> EXERCISE GOAL
Transcribe every line of the listing below without any deviation.

> RECORD EXTRACTS
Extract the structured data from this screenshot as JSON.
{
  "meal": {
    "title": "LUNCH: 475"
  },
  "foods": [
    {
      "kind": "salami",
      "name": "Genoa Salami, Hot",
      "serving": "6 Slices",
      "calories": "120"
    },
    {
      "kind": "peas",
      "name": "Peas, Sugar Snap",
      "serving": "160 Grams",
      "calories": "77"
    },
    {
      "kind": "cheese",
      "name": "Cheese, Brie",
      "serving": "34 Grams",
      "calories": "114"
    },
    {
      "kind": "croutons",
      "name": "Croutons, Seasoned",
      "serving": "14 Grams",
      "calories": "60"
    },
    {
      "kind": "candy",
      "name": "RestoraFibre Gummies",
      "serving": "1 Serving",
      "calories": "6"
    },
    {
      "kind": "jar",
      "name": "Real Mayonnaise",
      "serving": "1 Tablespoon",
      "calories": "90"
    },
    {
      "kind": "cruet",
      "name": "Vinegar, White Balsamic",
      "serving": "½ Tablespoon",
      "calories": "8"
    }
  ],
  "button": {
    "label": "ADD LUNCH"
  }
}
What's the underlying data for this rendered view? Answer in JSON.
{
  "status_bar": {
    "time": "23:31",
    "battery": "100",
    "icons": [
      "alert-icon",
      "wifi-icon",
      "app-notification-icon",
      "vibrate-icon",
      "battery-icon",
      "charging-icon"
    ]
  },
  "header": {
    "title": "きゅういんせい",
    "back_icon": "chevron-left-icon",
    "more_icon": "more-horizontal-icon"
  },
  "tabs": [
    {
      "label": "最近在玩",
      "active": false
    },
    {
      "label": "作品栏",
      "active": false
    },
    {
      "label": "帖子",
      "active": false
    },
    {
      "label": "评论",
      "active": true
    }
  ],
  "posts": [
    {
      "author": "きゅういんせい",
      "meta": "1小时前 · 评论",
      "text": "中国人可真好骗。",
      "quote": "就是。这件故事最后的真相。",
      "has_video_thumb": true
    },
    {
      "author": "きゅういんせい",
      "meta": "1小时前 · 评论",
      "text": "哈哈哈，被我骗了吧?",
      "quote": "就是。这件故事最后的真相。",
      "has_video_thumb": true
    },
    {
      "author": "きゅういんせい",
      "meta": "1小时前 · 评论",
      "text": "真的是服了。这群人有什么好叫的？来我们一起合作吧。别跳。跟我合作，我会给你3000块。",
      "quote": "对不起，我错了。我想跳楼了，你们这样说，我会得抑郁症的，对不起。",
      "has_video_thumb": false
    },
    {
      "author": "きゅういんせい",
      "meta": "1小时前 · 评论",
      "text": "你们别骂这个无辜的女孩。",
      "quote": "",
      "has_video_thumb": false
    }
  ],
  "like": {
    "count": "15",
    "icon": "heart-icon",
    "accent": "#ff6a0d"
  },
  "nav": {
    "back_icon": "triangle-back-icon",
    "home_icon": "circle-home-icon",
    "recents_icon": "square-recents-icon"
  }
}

> RESPONSE
Extract the structured data from this screenshot as JSON.
{
  "meal": {
    "title": "LUNCH: 475"
  },
  "foods": [
    {
      "kind": "salami",
      "name": "Genoa Salami, Hot",
      "serving": "6 Slices",
      "calories": "120"
    },
    {
      "kind": "peas",
      "name": "Peas, Sugar Snap",
      "serving": "160 Grams",
      "calories": "77"
    },
    {
      "kind": "cheese",
      "name": "Cheese, Brie",
      "serving": "34 Grams",
      "calories": "114"
    },
    {
      "kind": "croutons",
      "name": "Croutons, Seasoned",
      "serving": "14 Grams",
      "calories": "60"
    },
    {
      "kind": "candy",
      "name": "RestoraFibre Gummies",
      "serving": "1 Serving",
      "calories": "6"
    },
    {
      "kind": "jar",
      "name": "Real Mayonnaise",
      "serving": "1 Tablespoon",
      "calories": "90"
    },
    {
      "kind": "cruet",
      "name": "Vinegar, White Balsamic",
      "serving": "½ Tablespoon",
      "calories": "8"
    }
  ],
  "button": {
    "label": "ADD LUNCH"
  }
}
What's the underlying data for this rendered view? Answer in JSON.
{
  "status_bar": {
    "time": "23:31",
    "battery": "100",
    "icons": [
      "alert-icon",
      "wifi-icon",
      "app-notification-icon",
      "vibrate-icon",
      "battery-icon",
      "charging-icon"
    ]
  },
  "header": {
    "title": "きゅういんせい",
    "back_icon": "chevron-left-icon",
    "more_icon": "more-horizontal-icon"
  },
  "tabs": [
    {
      "label": "最近在玩",
      "active": false
    },
    {
      "label": "作品栏",
      "active": false
    },
    {
      "label": "帖子",
      "active": false
    },
    {
      "label": "评论",
      "active": true
    }
  ],
  "posts": [
    {
      "author": "きゅういんせい",
      "meta": "1小时前 · 评论",
      "text": "中国人可真好骗。",
      "quote": "就是。这件故事最后的真相。",
      "has_video_thumb": true
    },
    {
      "author": "きゅういんせい",
      "meta": "1小时前 · 评论",
      "text": "哈哈哈，被我骗了吧?",
      "quote": "就是。这件故事最后的真相。",
      "has_video_thumb": true
    },
    {
      "author": "きゅういんせい",
      "meta": "1小时前 · 评论",
      "text": "真的是服了。这群人有什么好叫的？来我们一起合作吧。别跳。跟我合作，我会给你3000块。",
      "quote": "对不起，我错了。我想跳楼了，你们这样说，我会得抑郁症的，对不起。",
      "has_video_thumb": false
    },
    {
      "author": "きゅういんせい",
      "meta": "1小时前 · 评论",
      "text": "你们别骂这个无辜的女孩。",
      "quote": "",
      "has_video_thumb": false
    }
  ],
  "like": {
    "count": "15",
    "icon": "heart-icon",
    "accent": "#ff6a0d"
  },
  "nav": {
    "back_icon": "triangle-back-icon",
    "home_icon": "circle-home-icon",
    "recents_icon": "square-recents-icon"
  }
}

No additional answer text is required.